Task objective
Print back each record unchanged, without pictures.

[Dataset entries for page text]
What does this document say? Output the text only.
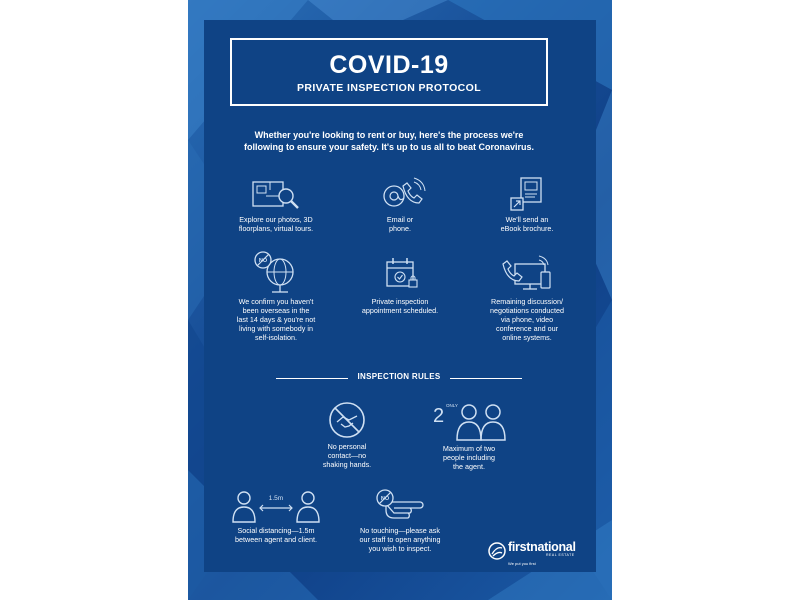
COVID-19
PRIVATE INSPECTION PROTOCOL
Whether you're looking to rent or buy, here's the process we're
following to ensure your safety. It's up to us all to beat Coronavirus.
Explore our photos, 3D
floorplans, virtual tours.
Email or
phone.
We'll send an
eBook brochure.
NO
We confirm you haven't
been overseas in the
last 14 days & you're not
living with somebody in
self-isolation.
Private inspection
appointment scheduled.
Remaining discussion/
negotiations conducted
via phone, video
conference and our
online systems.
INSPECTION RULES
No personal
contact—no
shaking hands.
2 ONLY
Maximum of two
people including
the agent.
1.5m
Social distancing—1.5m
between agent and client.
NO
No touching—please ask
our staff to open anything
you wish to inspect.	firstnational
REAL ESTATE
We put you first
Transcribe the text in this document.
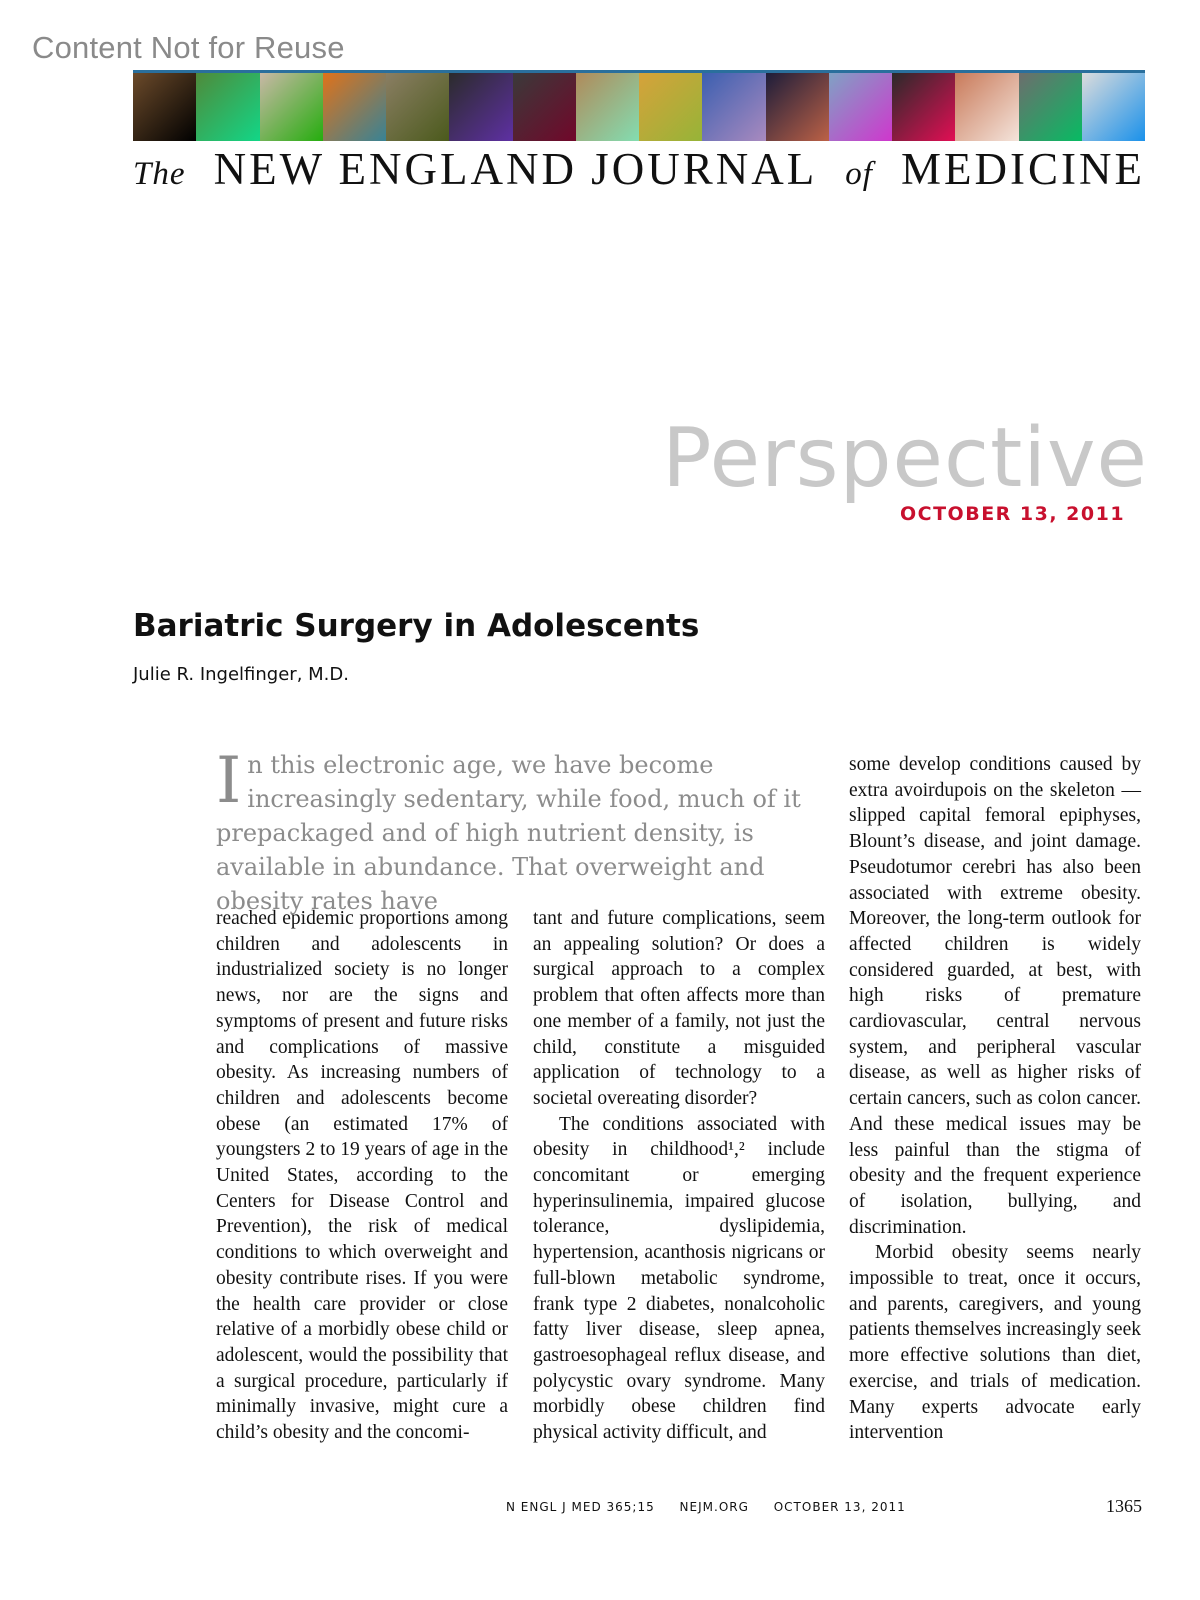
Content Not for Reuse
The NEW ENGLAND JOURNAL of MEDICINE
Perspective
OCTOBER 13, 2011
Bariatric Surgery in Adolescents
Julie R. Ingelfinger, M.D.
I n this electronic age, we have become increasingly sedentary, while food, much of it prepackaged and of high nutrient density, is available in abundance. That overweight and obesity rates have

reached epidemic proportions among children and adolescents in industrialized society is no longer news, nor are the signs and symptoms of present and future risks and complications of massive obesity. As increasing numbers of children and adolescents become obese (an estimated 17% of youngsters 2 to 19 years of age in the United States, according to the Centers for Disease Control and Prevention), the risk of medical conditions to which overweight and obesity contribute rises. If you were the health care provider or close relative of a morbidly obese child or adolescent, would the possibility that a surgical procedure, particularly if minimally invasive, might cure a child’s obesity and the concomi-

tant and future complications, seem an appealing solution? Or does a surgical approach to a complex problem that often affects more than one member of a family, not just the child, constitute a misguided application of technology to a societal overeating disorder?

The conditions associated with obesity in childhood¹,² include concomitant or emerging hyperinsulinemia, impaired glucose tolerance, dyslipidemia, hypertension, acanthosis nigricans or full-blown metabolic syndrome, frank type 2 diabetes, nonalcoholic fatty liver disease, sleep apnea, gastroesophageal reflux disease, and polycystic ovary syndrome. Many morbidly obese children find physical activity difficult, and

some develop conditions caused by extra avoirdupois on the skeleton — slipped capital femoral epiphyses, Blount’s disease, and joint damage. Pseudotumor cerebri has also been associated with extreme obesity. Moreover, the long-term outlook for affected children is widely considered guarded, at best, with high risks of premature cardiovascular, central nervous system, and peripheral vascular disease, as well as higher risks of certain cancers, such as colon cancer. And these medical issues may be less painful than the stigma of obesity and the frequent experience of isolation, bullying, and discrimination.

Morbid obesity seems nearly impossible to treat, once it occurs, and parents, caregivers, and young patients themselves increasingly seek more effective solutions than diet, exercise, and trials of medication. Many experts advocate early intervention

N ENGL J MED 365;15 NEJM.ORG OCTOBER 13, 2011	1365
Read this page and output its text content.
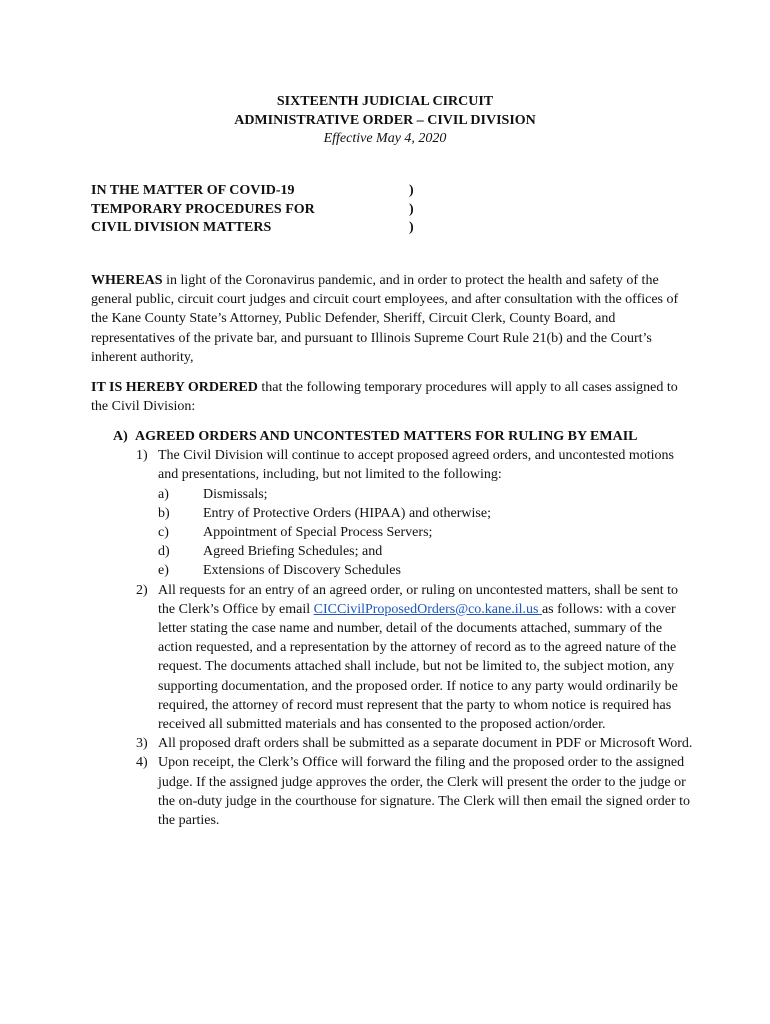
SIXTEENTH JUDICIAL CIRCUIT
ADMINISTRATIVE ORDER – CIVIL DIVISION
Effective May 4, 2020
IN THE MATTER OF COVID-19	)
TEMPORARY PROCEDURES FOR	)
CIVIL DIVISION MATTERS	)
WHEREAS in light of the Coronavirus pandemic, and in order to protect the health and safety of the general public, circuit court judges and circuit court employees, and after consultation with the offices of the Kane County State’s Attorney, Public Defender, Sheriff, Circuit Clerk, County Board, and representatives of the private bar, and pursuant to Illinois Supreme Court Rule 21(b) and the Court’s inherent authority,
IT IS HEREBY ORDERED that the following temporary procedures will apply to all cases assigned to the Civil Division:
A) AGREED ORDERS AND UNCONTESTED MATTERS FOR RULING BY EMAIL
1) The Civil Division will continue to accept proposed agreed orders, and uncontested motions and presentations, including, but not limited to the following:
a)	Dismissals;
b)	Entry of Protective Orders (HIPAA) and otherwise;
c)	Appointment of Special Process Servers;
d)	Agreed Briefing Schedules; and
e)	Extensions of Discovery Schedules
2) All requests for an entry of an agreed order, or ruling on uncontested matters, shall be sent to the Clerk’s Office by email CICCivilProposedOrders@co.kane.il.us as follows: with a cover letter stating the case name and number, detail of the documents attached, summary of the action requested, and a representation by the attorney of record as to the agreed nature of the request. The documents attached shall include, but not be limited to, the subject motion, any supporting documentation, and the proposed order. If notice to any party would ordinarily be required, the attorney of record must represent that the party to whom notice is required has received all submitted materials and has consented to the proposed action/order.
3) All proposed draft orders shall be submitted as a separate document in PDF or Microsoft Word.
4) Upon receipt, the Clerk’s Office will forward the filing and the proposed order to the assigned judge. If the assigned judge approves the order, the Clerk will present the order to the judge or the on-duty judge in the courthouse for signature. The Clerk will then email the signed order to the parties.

Your solution
What does this document say? Output the text only.
COVID-19
PRIVATE INSPECTION PROTOCOL
Whether you're looking to rent or buy, here's the process we're
following to ensure your safety. It's up to us all to beat Coronavirus.
Explore our photos, 3D
floorplans, virtual tours.
Email or
phone.
We'll send an
eBook brochure.
NO
We confirm you haven't
been overseas in the
last 14 days & you're not
living with somebody in
self-isolation.
Private inspection
appointment scheduled.
Remaining discussion/
negotiations conducted
via phone, video
conference and our
online systems.
INSPECTION RULES
No personal
contact—no
shaking hands.
2 ONLY
Maximum of two
people including
the agent.
1.5m
Social distancing—1.5m
between agent and client.
NO
No touching—please ask
our staff to open anything
you wish to inspect.	firstnational
REAL ESTATE
We put you first
Transcribe the text in this document.
Content Not for Reuse
The NEW ENGLAND JOURNAL of MEDICINE
Perspective
OCTOBER 13, 2011
Bariatric Surgery in Adolescents
Julie R. Ingelfinger, M.D.
I n this electronic age, we have become increasingly sedentary, while food, much of it prepackaged and of high nutrient density, is available in abundance. That overweight and obesity rates have

reached epidemic proportions among children and adolescents in industrialized society is no longer news, nor are the signs and symptoms of present and future risks and complications of massive obesity. As increasing numbers of children and adolescents become obese (an estimated 17% of youngsters 2 to 19 years of age in the United States, according to the Centers for Disease Control and Prevention), the risk of medical conditions to which overweight and obesity contribute rises. If you were the health care provider or close relative of a morbidly obese child or adolescent, would the possibility that a surgical procedure, particularly if minimally invasive, might cure a child’s obesity and the concomi-

tant and future complications, seem an appealing solution? Or does a surgical approach to a complex problem that often affects more than one member of a family, not just the child, constitute a misguided application of technology to a societal overeating disorder?

The conditions associated with obesity in childhood¹,² include concomitant or emerging hyperinsulinemia, impaired glucose tolerance, dyslipidemia, hypertension, acanthosis nigricans or full-blown metabolic syndrome, frank type 2 diabetes, nonalcoholic fatty liver disease, sleep apnea, gastroesophageal reflux disease, and polycystic ovary syndrome. Many morbidly obese children find physical activity difficult, and

some develop conditions caused by extra avoirdupois on the skeleton — slipped capital femoral epiphyses, Blount’s disease, and joint damage. Pseudotumor cerebri has also been associated with extreme obesity. Moreover, the long-term outlook for affected children is widely considered guarded, at best, with high risks of premature cardiovascular, central nervous system, and peripheral vascular disease, as well as higher risks of certain cancers, such as colon cancer. And these medical issues may be less painful than the stigma of obesity and the frequent experience of isolation, bullying, and discrimination.

Morbid obesity seems nearly impossible to treat, once it occurs, and parents, caregivers, and young patients themselves increasingly seek more effective solutions than diet, exercise, and trials of medication. Many experts advocate early intervention

N ENGL J MED 365;15 NEJM.ORG OCTOBER 13, 2011	1365
Read this page and output its text content.
SIXTEENTH JUDICIAL CIRCUIT
ADMINISTRATIVE ORDER – CIVIL DIVISION
Effective May 4, 2020
IN THE MATTER OF COVID-19	)
TEMPORARY PROCEDURES FOR	)
CIVIL DIVISION MATTERS	)
WHEREAS in light of the Coronavirus pandemic, and in order to protect the health and safety of the general public, circuit court judges and circuit court employees, and after consultation with the offices of the Kane County State’s Attorney, Public Defender, Sheriff, Circuit Clerk, County Board, and representatives of the private bar, and pursuant to Illinois Supreme Court Rule 21(b) and the Court’s inherent authority,
IT IS HEREBY ORDERED that the following temporary procedures will apply to all cases assigned to the Civil Division:
A) AGREED ORDERS AND UNCONTESTED MATTERS FOR RULING BY EMAIL
1) The Civil Division will continue to accept proposed agreed orders, and uncontested motions and presentations, including, but not limited to the following:
a)	Dismissals;
b)	Entry of Protective Orders (HIPAA) and otherwise;
c)	Appointment of Special Process Servers;
d)	Agreed Briefing Schedules; and
e)	Extensions of Discovery Schedules
2) All requests for an entry of an agreed order, or ruling on uncontested matters, shall be sent to the Clerk’s Office by email CICCivilProposedOrders@co.kane.il.us as follows: with a cover letter stating the case name and number, detail of the documents attached, summary of the action requested, and a representation by the attorney of record as to the agreed nature of the request. The documents attached shall include, but not be limited to, the subject motion, any supporting documentation, and the proposed order. If notice to any party would ordinarily be required, the attorney of record must represent that the party to whom notice is required has received all submitted materials and has consented to the proposed action/order.
3) All proposed draft orders shall be submitted as a separate document in PDF or Microsoft Word.
4) Upon receipt, the Clerk’s Office will forward the filing and the proposed order to the assigned judge. If the assigned judge approves the order, the Clerk will present the order to the judge or the on-duty judge in the courthouse for signature. The Clerk will then email the signed order to the parties.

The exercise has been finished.